───── Working data

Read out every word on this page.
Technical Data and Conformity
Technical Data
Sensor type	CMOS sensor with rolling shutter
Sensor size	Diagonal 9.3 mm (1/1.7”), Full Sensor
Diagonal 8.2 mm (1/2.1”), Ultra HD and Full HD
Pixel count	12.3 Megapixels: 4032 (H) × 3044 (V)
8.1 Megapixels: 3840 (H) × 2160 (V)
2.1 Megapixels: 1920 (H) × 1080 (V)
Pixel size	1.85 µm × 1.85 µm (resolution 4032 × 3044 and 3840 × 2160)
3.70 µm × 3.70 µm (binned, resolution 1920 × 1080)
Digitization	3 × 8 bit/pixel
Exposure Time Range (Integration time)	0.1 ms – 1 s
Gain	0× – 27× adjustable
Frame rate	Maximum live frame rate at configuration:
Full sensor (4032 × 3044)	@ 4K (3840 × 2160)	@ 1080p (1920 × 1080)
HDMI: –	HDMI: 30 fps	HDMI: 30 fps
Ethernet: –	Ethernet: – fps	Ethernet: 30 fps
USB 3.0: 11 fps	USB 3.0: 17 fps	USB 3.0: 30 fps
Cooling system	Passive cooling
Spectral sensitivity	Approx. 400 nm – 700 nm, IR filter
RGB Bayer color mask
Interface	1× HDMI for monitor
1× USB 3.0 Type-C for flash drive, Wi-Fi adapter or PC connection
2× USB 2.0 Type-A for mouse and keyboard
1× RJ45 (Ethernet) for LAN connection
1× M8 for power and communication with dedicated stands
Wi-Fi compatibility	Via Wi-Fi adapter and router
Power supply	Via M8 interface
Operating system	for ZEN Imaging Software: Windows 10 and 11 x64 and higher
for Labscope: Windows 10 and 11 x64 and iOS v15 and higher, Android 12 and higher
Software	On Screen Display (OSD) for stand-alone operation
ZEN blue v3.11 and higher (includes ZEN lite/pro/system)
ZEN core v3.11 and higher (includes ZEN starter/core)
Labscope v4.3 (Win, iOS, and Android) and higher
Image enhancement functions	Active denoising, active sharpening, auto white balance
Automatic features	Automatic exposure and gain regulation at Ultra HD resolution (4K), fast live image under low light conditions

──────────

**Do this**
Return the material in full, exactly as shown.

**Complete answer**
Read out every word on this page.
Technical Data and Conformity
Technical Data
Sensor type	CMOS sensor with rolling shutter
Sensor size	Diagonal 9.3 mm (1/1.7”), Full Sensor
Diagonal 8.2 mm (1/2.1”), Ultra HD and Full HD
Pixel count	12.3 Megapixels: 4032 (H) × 3044 (V)
8.1 Megapixels: 3840 (H) × 2160 (V)
2.1 Megapixels: 1920 (H) × 1080 (V)
Pixel size	1.85 µm × 1.85 µm (resolution 4032 × 3044 and 3840 × 2160)
3.70 µm × 3.70 µm (binned, resolution 1920 × 1080)
Digitization	3 × 8 bit/pixel
Exposure Time Range (Integration time)	0.1 ms – 1 s
Gain	0× – 27× adjustable
Frame rate	Maximum live frame rate at configuration:
Full sensor (4032 × 3044)	@ 4K (3840 × 2160)	@ 1080p (1920 × 1080)
HDMI: –	HDMI: 30 fps	HDMI: 30 fps
Ethernet: –	Ethernet: – fps	Ethernet: 30 fps
USB 3.0: 11 fps	USB 3.0: 17 fps	USB 3.0: 30 fps
Cooling system	Passive cooling
Spectral sensitivity	Approx. 400 nm – 700 nm, IR filter
RGB Bayer color mask
Interface	1× HDMI for monitor
1× USB 3.0 Type-C for flash drive, Wi-Fi adapter or PC connection
2× USB 2.0 Type-A for mouse and keyboard
1× RJ45 (Ethernet) for LAN connection
1× M8 for power and communication with dedicated stands
Wi-Fi compatibility	Via Wi-Fi adapter and router
Power supply	Via M8 interface
Operating system	for ZEN Imaging Software: Windows 10 and 11 x64 and higher
for Labscope: Windows 10 and 11 x64 and iOS v15 and higher, Android 12 and higher
Software	On Screen Display (OSD) for stand-alone operation
ZEN blue v3.11 and higher (includes ZEN lite/pro/system)
ZEN core v3.11 and higher (includes ZEN starter/core)
Labscope v4.3 (Win, iOS, and Android) and higher
Image enhancement functions	Active denoising, active sharpening, auto white balance
Automatic features	Automatic exposure and gain regulation at Ultra HD resolution (4K), fast live image under low light conditions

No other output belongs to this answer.